---------- PROVIDED MATERIAL

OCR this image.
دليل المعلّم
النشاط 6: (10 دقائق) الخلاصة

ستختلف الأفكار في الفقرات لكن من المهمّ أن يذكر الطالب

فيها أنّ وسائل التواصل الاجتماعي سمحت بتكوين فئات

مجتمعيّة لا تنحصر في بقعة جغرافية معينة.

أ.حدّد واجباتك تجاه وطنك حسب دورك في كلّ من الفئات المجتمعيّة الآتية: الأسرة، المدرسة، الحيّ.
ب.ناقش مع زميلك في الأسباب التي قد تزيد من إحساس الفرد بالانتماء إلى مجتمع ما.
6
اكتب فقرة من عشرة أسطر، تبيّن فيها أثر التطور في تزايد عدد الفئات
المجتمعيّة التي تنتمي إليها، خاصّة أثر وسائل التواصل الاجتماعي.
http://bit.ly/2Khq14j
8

--------------------

Using the data above, copy each line that contains "الفئات".

أ.حدّد واجباتك تجاه وطنك حسب دورك في كلّ من الفئات المجتمعيّة الآتية: الأسرة، المدرسة، الحيّ.
اكتب فقرة من عشرة أسطر، تبيّن فيها أثر التطور في تزايد عدد الفئات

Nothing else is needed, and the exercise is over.